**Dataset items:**
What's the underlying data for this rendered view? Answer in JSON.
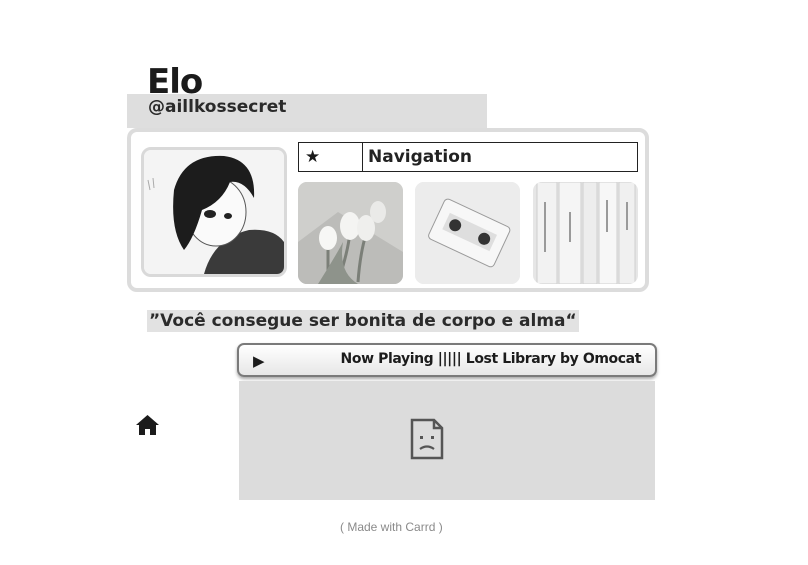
{
  "profile": {
    "name": "Elo",
    "handle": "@aillkossecret"
  },
  "nav": {
    "star": "★",
    "label": "Navigation"
  },
  "quote": "”Você consegue ser bonita de corpo e alma“",
  "player": {
    "play_symbol": "▶",
    "now_playing": "Now Playing ||||| Lost Library by Omocat"
  },
  "footer": "( Made with Carrd )",
  "icons": {
    "home": "home-icon",
    "broken_embed": "broken-document-icon"
  },
  "colors": {
    "accent_gray": "#dedede",
    "text": "#1a1a1a"
  }
}
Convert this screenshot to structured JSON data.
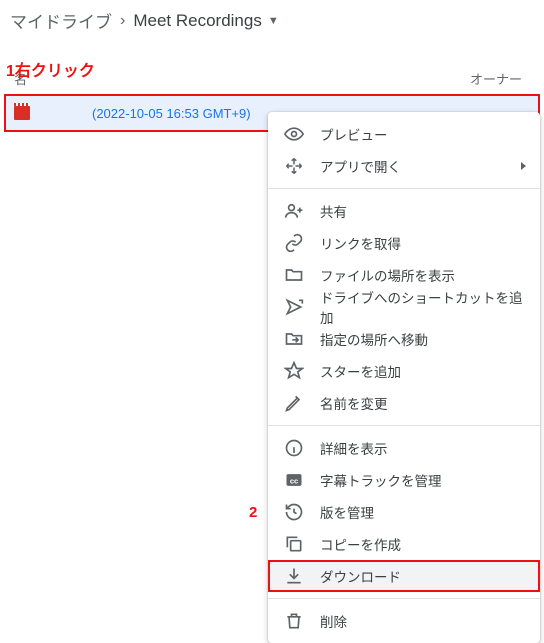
{
  "breadcrumb": {
    "root": "マイドライブ",
    "current": "Meet Recordings"
  },
  "columns": {
    "name": "名",
    "owner": "オーナー"
  },
  "annotations": {
    "step1_num": "1",
    "step1_text": "右クリック",
    "step2_num": "2"
  },
  "file": {
    "name": "(2022-10-05 16:53 GMT+9)"
  },
  "menu": {
    "preview": "プレビュー",
    "open_with": "アプリで開く",
    "share": "共有",
    "get_link": "リンクを取得",
    "show_location": "ファイルの場所を表示",
    "add_shortcut": "ドライブへのショートカットを追加",
    "move_to": "指定の場所へ移動",
    "add_star": "スターを追加",
    "rename": "名前を変更",
    "details": "詳細を表示",
    "captions": "字幕トラックを管理",
    "versions": "版を管理",
    "make_copy": "コピーを作成",
    "download": "ダウンロード",
    "delete": "削除"
  }
}
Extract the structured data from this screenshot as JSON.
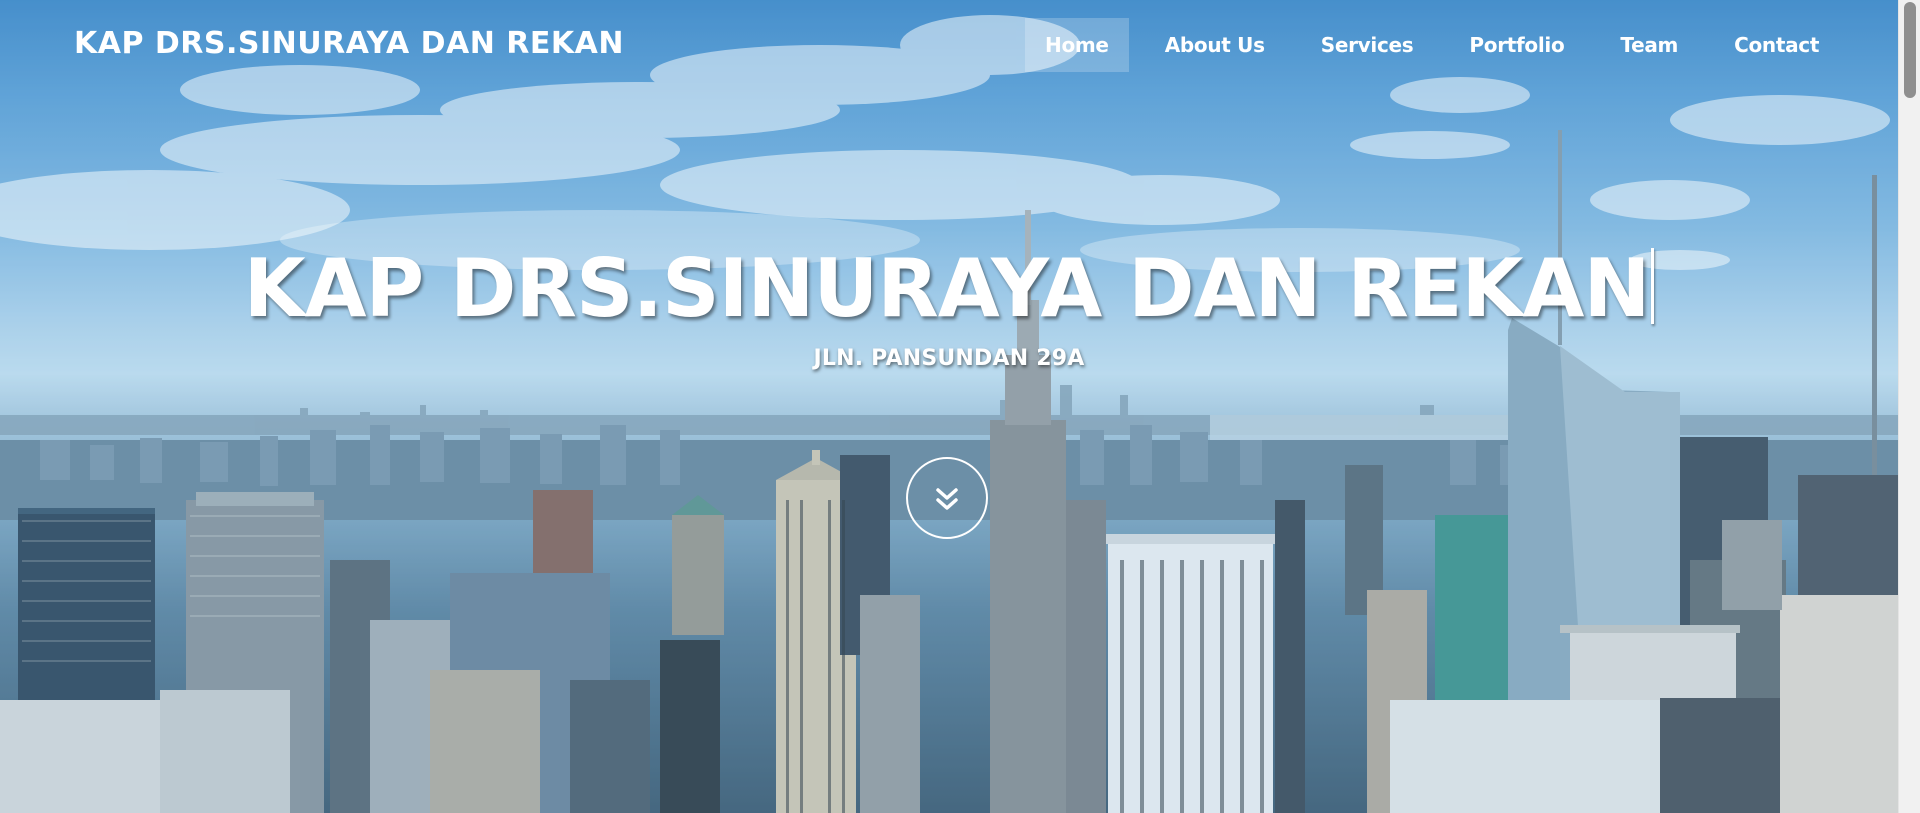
{
  "nav": {
    "brand": "KAP DRS.SINURAYA DAN REKAN",
    "items": [
      {
        "label": "Home",
        "active": true
      },
      {
        "label": "About Us",
        "active": false
      },
      {
        "label": "Services",
        "active": false
      },
      {
        "label": "Portfolio",
        "active": false
      },
      {
        "label": "Team",
        "active": false
      },
      {
        "label": "Contact",
        "active": false
      }
    ]
  },
  "hero": {
    "title": "KAP DRS.SINURAYA DAN REKAN",
    "subtitle": "JLN. PANSUNDAN 29A",
    "scroll_icon": "double-chevron-down-icon",
    "background": "city-skyline-photo"
  },
  "colors": {
    "text": "#ffffff",
    "sky_top": "#2f7fc4",
    "sky_horizon": "#bcdbee",
    "city_dark": "#2e4f68"
  }
}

**What to work on:**
Only lines with the word "JSON" are wanted, so copy each one from the records.

**Solution below:**
What's the underlying data for this rendered view? Answer in JSON.
Convert this screenshot to structured JSON data.
Extract the structured data from this screenshot as JSON.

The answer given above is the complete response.